▶ Materials provided:
--- Start ---

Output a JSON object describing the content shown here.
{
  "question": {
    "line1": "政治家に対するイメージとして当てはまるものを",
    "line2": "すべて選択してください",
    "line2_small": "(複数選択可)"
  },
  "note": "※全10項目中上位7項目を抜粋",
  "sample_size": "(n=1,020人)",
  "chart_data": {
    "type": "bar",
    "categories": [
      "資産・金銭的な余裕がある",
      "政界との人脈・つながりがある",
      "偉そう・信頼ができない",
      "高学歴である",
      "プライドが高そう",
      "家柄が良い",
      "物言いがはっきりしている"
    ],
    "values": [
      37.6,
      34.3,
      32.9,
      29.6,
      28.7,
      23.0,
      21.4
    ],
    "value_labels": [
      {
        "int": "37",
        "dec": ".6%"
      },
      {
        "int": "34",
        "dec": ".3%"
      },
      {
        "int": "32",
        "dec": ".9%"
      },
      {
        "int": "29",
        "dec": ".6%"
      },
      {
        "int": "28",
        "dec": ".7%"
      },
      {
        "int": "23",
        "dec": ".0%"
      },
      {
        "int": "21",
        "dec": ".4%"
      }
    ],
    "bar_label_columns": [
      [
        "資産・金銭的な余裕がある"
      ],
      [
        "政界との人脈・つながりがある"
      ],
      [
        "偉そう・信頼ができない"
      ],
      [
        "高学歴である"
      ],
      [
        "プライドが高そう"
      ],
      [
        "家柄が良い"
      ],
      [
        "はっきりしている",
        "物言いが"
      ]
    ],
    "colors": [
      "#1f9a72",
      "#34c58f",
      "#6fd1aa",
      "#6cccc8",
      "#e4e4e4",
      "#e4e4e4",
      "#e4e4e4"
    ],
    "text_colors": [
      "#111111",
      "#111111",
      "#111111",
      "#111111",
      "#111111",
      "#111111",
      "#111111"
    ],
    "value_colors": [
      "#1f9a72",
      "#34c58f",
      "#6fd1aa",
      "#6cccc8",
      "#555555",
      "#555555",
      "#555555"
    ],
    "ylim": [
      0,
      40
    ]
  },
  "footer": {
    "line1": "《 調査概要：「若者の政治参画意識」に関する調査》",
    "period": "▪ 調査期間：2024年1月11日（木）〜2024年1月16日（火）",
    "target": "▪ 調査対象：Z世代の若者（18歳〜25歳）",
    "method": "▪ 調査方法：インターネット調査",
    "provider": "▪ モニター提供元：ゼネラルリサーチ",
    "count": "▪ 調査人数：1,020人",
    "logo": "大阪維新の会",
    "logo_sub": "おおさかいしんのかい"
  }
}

--- End ---
--- Start ---

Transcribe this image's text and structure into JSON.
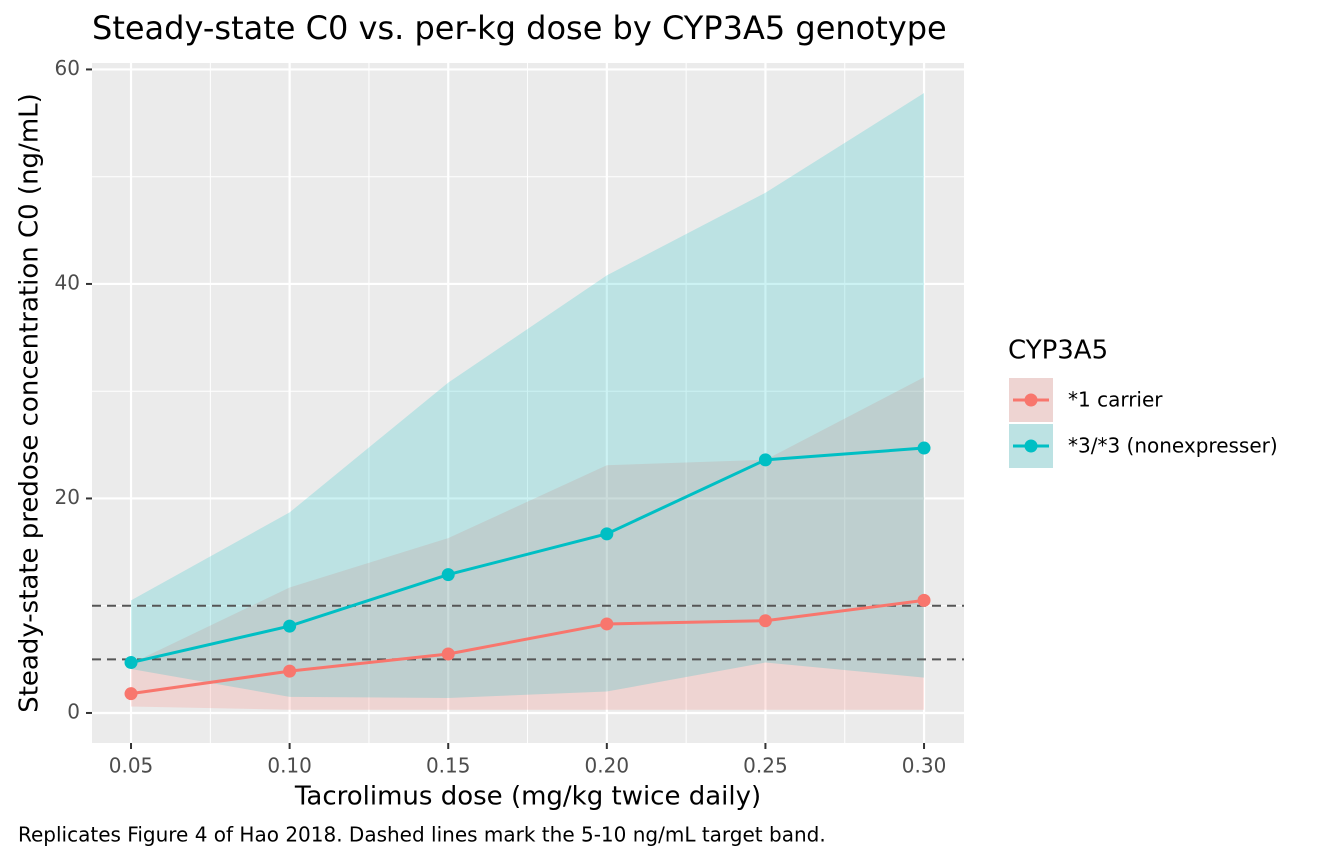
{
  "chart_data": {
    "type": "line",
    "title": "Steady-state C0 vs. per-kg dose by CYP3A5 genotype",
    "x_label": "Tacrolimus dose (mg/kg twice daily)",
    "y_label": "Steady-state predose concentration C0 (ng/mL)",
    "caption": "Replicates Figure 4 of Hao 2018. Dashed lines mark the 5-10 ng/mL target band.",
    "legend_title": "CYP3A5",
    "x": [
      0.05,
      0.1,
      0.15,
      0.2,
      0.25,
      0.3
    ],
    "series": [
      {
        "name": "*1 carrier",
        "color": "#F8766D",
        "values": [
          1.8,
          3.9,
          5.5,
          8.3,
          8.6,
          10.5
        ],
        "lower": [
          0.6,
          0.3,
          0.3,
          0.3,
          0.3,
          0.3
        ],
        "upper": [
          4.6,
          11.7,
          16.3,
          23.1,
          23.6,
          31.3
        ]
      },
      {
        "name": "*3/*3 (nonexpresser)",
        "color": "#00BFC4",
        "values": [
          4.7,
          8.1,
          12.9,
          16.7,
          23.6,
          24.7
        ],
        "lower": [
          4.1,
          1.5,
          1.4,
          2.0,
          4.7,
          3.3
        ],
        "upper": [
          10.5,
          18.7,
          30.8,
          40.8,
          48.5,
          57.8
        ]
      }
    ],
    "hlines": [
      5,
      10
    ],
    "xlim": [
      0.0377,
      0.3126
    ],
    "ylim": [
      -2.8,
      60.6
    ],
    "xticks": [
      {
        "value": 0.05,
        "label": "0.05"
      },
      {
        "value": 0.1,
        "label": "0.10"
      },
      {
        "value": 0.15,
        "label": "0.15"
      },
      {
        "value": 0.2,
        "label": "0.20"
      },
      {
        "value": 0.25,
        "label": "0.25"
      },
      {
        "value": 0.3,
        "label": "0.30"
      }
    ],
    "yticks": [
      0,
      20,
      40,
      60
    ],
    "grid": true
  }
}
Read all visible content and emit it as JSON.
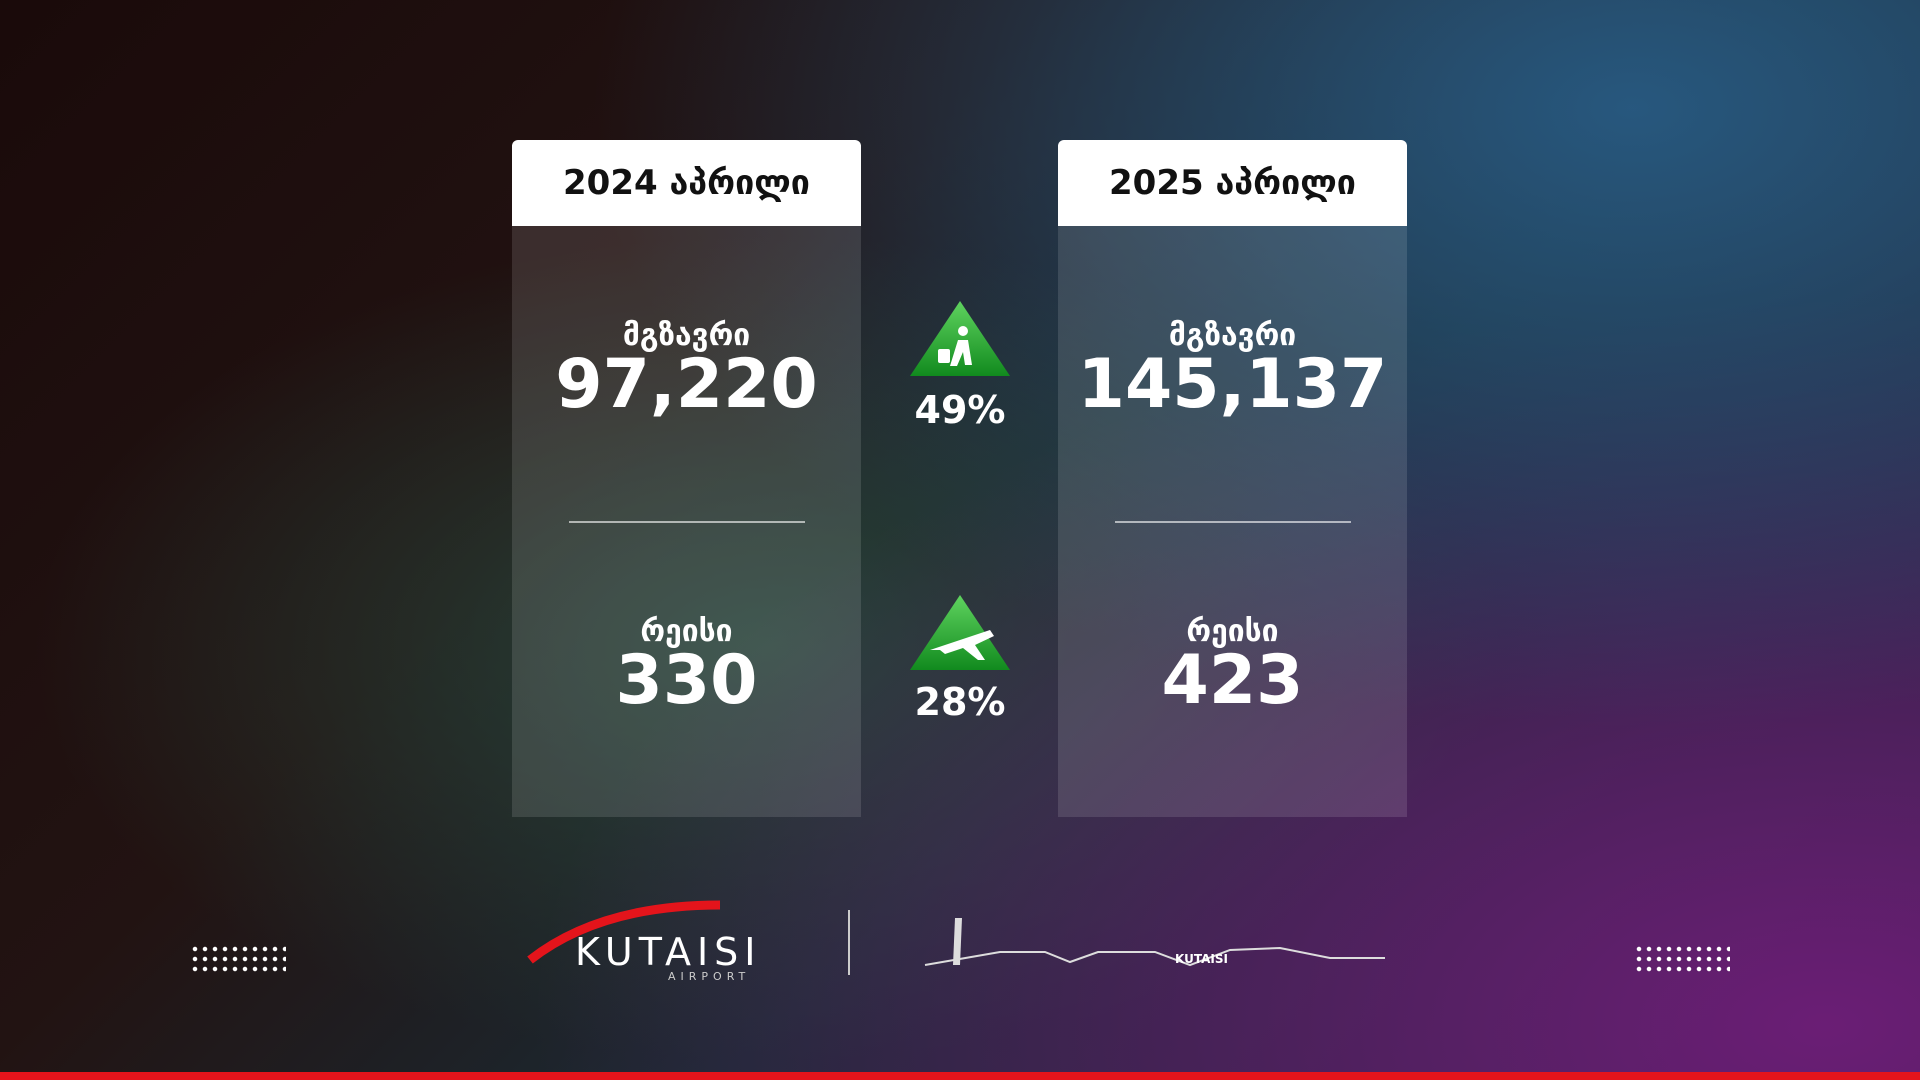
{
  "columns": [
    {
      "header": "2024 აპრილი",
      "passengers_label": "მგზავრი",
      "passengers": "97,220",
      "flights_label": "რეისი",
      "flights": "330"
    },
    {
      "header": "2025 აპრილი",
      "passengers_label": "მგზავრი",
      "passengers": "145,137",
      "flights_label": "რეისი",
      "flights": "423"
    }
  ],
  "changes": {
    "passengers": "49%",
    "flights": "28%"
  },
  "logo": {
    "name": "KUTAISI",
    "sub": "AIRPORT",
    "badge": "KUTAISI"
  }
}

--- End ---

▶ Requirements:
Copy and report every line where the word "state" is present.

▶ The solution:
    "title": "Steady-state C0 vs. per-kg dose by CYP3A5 genotype",
    "y_label": "Steady-state predose concentration C0 (ng/mL)",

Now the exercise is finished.